**Work required:**
Reproduce the listing exactly and skip over any pictures.

[Extracted records]
--*--
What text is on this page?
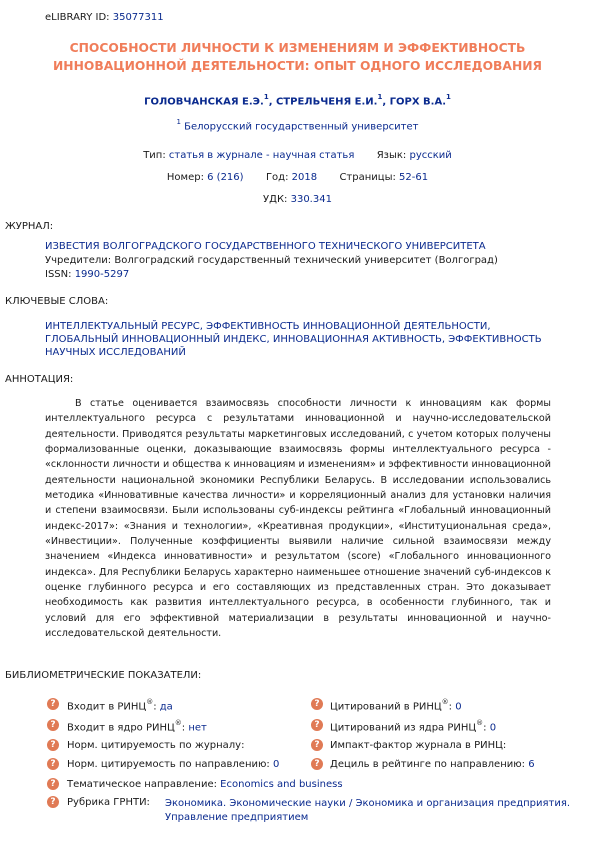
eLIBRARY ID: 35077311
СПОСОБНОСТИ ЛИЧНОСТИ К ИЗМЕНЕНИЯМ И ЭФФЕКТИВНОСТЬ
ИННОВАЦИОННОЙ ДЕЯТЕЛЬНОСТИ: ОПЫТ ОДНОГО ИССЛЕДОВАНИЯ
ГОЛОВЧАНСКАЯ Е.Э.$^1$, СТРЕЛЬЧЕНЯ Е.И.$^1$, ГОРХ В.А.$^1$
$^1$ Белорусский государственный университет
Тип: статья в журнале - научная статья Язык: русский
Номер: 6 (216) Год: 2018 Страницы: 52-61
УДК: 330.341
ЖУРНАЛ:
ИЗВЕСТИЯ ВОЛГОГРАДСКОГО ГОСУДАРСТВЕННОГО ТЕХНИЧЕСКОГО УНИВЕРСИТЕТА
Учредители: Волгоградский государственный технический университет (Волгоград)
ISSN: 1990-5297
КЛЮЧЕВЫЕ СЛОВА:
ИНТЕЛЛЕКТУАЛЬНЫЙ РЕСУРС, ЭФФЕКТИВНОСТЬ ИННОВАЦИОННОЙ ДЕЯТЕЛЬНОСТИ, ГЛОБАЛЬНЫЙ ИННОВАЦИОННЫЙ ИНДЕКС, ИННОВАЦИОННАЯ АКТИВНОСТЬ, ЭФФЕКТИВНОСТЬ НАУЧНЫХ ИССЛЕДОВАНИЙ
АННОТАЦИЯ:
В статье оценивается взаимосвязь способности личности к инновациям как формы интеллектуального ресурса с результатами инновационной и научно-исследовательской деятельности. Приводятся результаты маркетинговых исследований, с учетом которых получены формализованные оценки, доказывающие взаимосвязь формы интеллектуального ресурса - «склонности личности и общества к инновациям и изменениям» и эффективности инновационной деятельности национальной экономики Республики Беларусь. В исследовании использовались методика «Инновативные качества личности» и корреляционный анализ для установки наличия и степени взаимосвязи. Были использованы суб-индексы рейтинга «Глобальный инновационный индекс-2017»: «Знания и технологии», «Креативная продукции», «Институциональная среда», «Инвестиции». Полученные коэффициенты выявили наличие сильной взаимосвязи между значением «Индекса инновативности» и результатом (score) «Глобального инновационного индекса». Для Республики Беларусь характерно наименьшее отношение значений суб-индексов к оценке глубинного ресурса и его составляющих из представленных стран. Это доказывает необходимость как развития интеллектуального ресурса, в особенности глубинного, так и условий для его эффективной материализации в результаты инновационной и научно-исследовательской деятельности.
БИБЛИОМЕТРИЧЕСКИЕ ПОКАЗАТЕЛИ:
?	Входит в РИНЦ®: да	?	Цитирований в РИНЦ®: 0
?	Входит в ядро РИНЦ®: нет	?	Цитирований из ядра РИНЦ®: 0
?	Норм. цитируемость по журналу:	?	Импакт-фактор журнала в РИНЦ:
?	Норм. цитируемость по направлению: 0	?	Дециль в рейтинге по направлению: 6
?	Тематическое направление: Economics and business
?	Рубрика ГРНТИ: Экономика. Экономические науки / Экономика и организация предприятия.
Управление предприятием
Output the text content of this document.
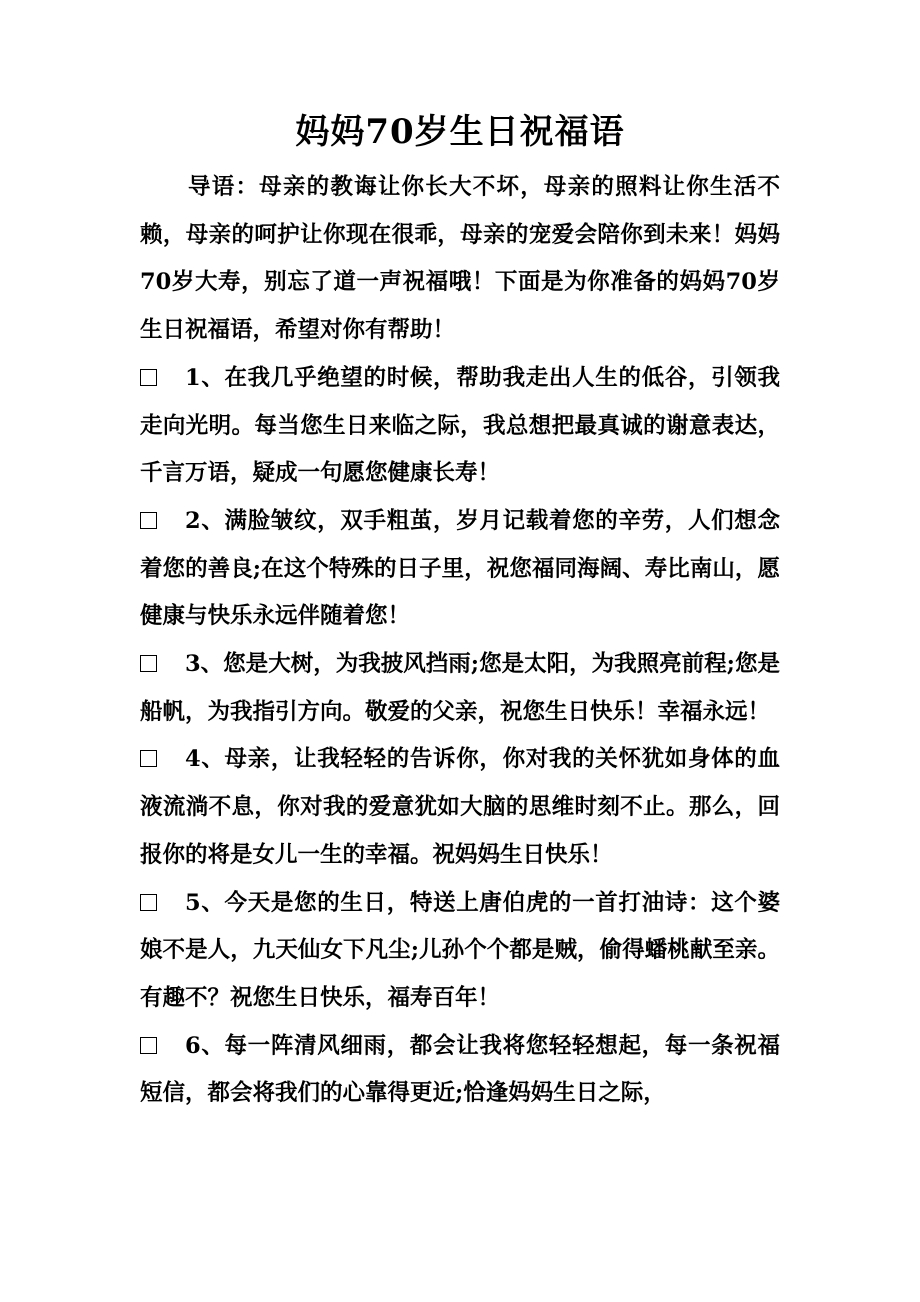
妈妈70岁生日祝福语

导语：母亲的教诲让你长大不坏，母亲的照料让你生活不赖，母亲的呵护让你现在很乖，母亲的宠爱会陪你到未来！妈妈70岁大寿，别忘了道一声祝福哦！下面是为你准备的妈妈70岁生日祝福语，希望对你有帮助！

1、在我几乎绝望的时候，帮助我走出人生的低谷，引领我走向光明。每当您生日来临之际，我总想把最真诚的谢意表达，千言万语，疑成一句愿您健康长寿！

2、满脸皱纹，双手粗茧，岁月记载着您的辛劳，人们想念着您的善良;在这个特殊的日子里，祝您福同海阔、寿比南山，愿健康与快乐永远伴随着您！

3、您是大树，为我披风挡雨;您是太阳，为我照亮前程;您是船帆，为我指引方向。敬爱的父亲，祝您生日快乐！幸福永远！

4、母亲，让我轻轻的告诉你，你对我的关怀犹如身体的血液流淌不息，你对我的爱意犹如大脑的思维时刻不止。那么，回报你的将是女儿一生的幸福。祝妈妈生日快乐！

5、今天是您的生日，特送上唐伯虎的一首打油诗：这个婆娘不是人，九天仙女下凡尘;儿孙个个都是贼，偷得蟠桃献至亲。有趣不？祝您生日快乐，福寿百年！

6、每一阵清风细雨，都会让我将您轻轻想起，每一条祝福短信，都会将我们的心靠得更近;恰逢妈妈生日之际，
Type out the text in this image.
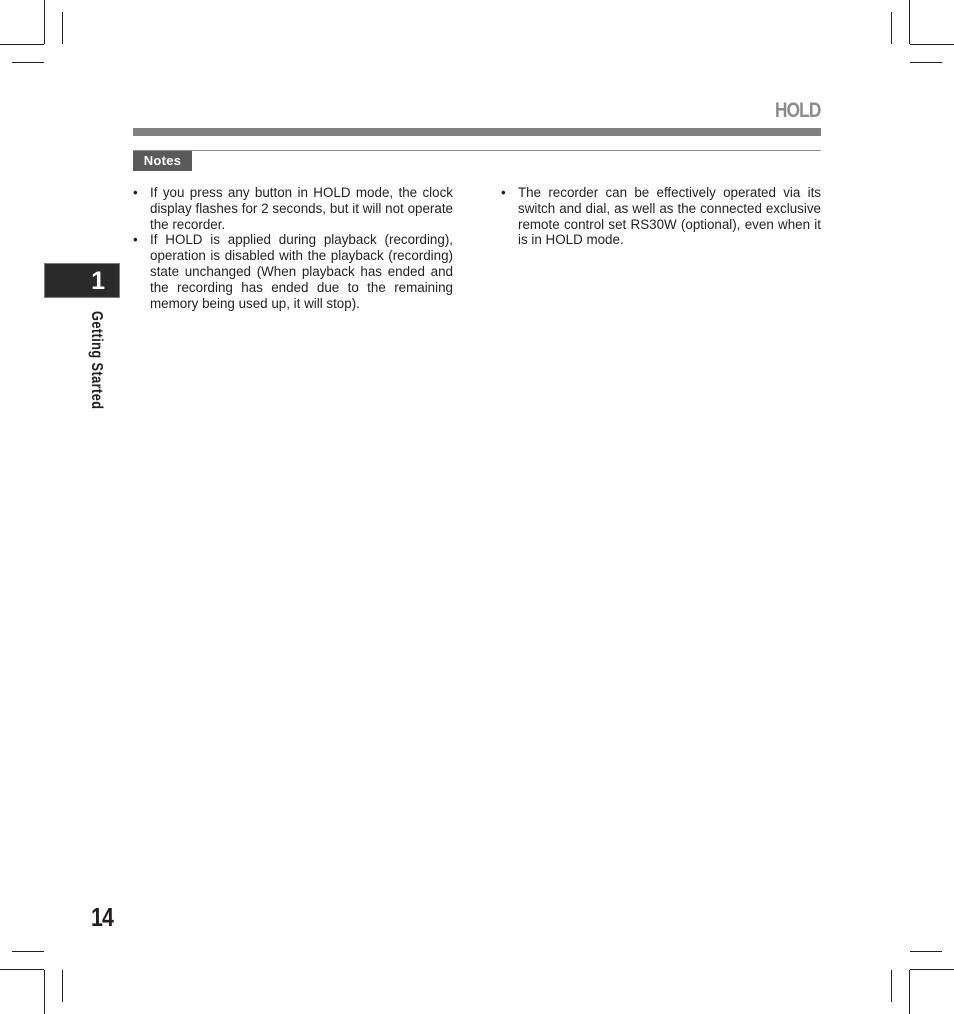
HOLD
Notes
• If you press any button in HOLD mode, the clock display flashes for 2 seconds, but it will not operate the recorder.
• If HOLD is applied during playback (recording), operation is disabled with the playback (recording) state unchanged (When playback has ended and the recording has ended due to the remaining memory being used up, it will stop).
• The recorder can be effectively operated via its switch and dial, as well as the connected exclusive remote control set RS30W (optional), even when it is in HOLD mode.
1
Getting Started
14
--*--
**Result of the task:**
What text is on this page?
eLIBRARY ID: 35077311
СПОСОБНОСТИ ЛИЧНОСТИ К ИЗМЕНЕНИЯМ И ЭФФЕКТИВНОСТЬ
ИННОВАЦИОННОЙ ДЕЯТЕЛЬНОСТИ: ОПЫТ ОДНОГО ИССЛЕДОВАНИЯ
ГОЛОВЧАНСКАЯ Е.Э.$^1$, СТРЕЛЬЧЕНЯ Е.И.$^1$, ГОРХ В.А.$^1$
$^1$ Белорусский государственный университет
Тип: статья в журнале - научная статья Язык: русский
Номер: 6 (216) Год: 2018 Страницы: 52-61
УДК: 330.341
ЖУРНАЛ:
ИЗВЕСТИЯ ВОЛГОГРАДСКОГО ГОСУДАРСТВЕННОГО ТЕХНИЧЕСКОГО УНИВЕРСИТЕТА
Учредители: Волгоградский государственный технический университет (Волгоград)
ISSN: 1990-5297
КЛЮЧЕВЫЕ СЛОВА:
ИНТЕЛЛЕКТУАЛЬНЫЙ РЕСУРС, ЭФФЕКТИВНОСТЬ ИННОВАЦИОННОЙ ДЕЯТЕЛЬНОСТИ, ГЛОБАЛЬНЫЙ ИННОВАЦИОННЫЙ ИНДЕКС, ИННОВАЦИОННАЯ АКТИВНОСТЬ, ЭФФЕКТИВНОСТЬ НАУЧНЫХ ИССЛЕДОВАНИЙ
АННОТАЦИЯ:
В статье оценивается взаимосвязь способности личности к инновациям как формы интеллектуального ресурса с результатами инновационной и научно-исследовательской деятельности. Приводятся результаты маркетинговых исследований, с учетом которых получены формализованные оценки, доказывающие взаимосвязь формы интеллектуального ресурса - «склонности личности и общества к инновациям и изменениям» и эффективности инновационной деятельности национальной экономики Республики Беларусь. В исследовании использовались методика «Инновативные качества личности» и корреляционный анализ для установки наличия и степени взаимосвязи. Были использованы суб-индексы рейтинга «Глобальный инновационный индекс-2017»: «Знания и технологии», «Креативная продукции», «Институциональная среда», «Инвестиции». Полученные коэффициенты выявили наличие сильной взаимосвязи между значением «Индекса инновативности» и результатом (score) «Глобального инновационного индекса». Для Республики Беларусь характерно наименьшее отношение значений суб-индексов к оценке глубинного ресурса и его составляющих из представленных стран. Это доказывает необходимость как развития интеллектуального ресурса, в особенности глубинного, так и условий для его эффективной материализации в результаты инновационной и научно-исследовательской деятельности.
БИБЛИОМЕТРИЧЕСКИЕ ПОКАЗАТЕЛИ:
?	Входит в РИНЦ®: да	?	Цитирований в РИНЦ®: 0
?	Входит в ядро РИНЦ®: нет	?	Цитирований из ядра РИНЦ®: 0
?	Норм. цитируемость по журналу:	?	Импакт-фактор журнала в РИНЦ:
?	Норм. цитируемость по направлению: 0	?	Дециль в рейтинге по направлению: 6
?	Тематическое направление: Economics and business
?	Рубрика ГРНТИ: Экономика. Экономические науки / Экономика и организация предприятия.
Управление предприятием
Output the text content of this document.
妈妈70岁生日祝福语

导语：母亲的教诲让你长大不坏，母亲的照料让你生活不赖，母亲的呵护让你现在很乖，母亲的宠爱会陪你到未来！妈妈70岁大寿，别忘了道一声祝福哦！下面是为你准备的妈妈70岁生日祝福语，希望对你有帮助！

1、在我几乎绝望的时候，帮助我走出人生的低谷，引领我走向光明。每当您生日来临之际，我总想把最真诚的谢意表达，千言万语，疑成一句愿您健康长寿！

2、满脸皱纹，双手粗茧，岁月记载着您的辛劳，人们想念着您的善良;在这个特殊的日子里，祝您福同海阔、寿比南山，愿健康与快乐永远伴随着您！

3、您是大树，为我披风挡雨;您是太阳，为我照亮前程;您是船帆，为我指引方向。敬爱的父亲，祝您生日快乐！幸福永远！

4、母亲，让我轻轻的告诉你，你对我的关怀犹如身体的血液流淌不息，你对我的爱意犹如大脑的思维时刻不止。那么，回报你的将是女儿一生的幸福。祝妈妈生日快乐！

5、今天是您的生日，特送上唐伯虎的一首打油诗：这个婆娘不是人，九天仙女下凡尘;儿孙个个都是贼，偷得蟠桃献至亲。有趣不？祝您生日快乐，福寿百年！

6、每一阵清风细雨，都会让我将您轻轻想起，每一条祝福短信，都会将我们的心靠得更近;恰逢妈妈生日之际，
Type out the text in this image.
HOLD
Notes
• If you press any button in HOLD mode, the clock display flashes for 2 seconds, but it will not operate the recorder.
• If HOLD is applied during playback (recording), operation is disabled with the playback (recording) state unchanged (When playback has ended and the recording has ended due to the remaining memory being used up, it will stop).
• The recorder can be effectively operated via its switch and dial, as well as the connected exclusive remote control set RS30W (optional), even when it is in HOLD mode.
1
Getting Started
14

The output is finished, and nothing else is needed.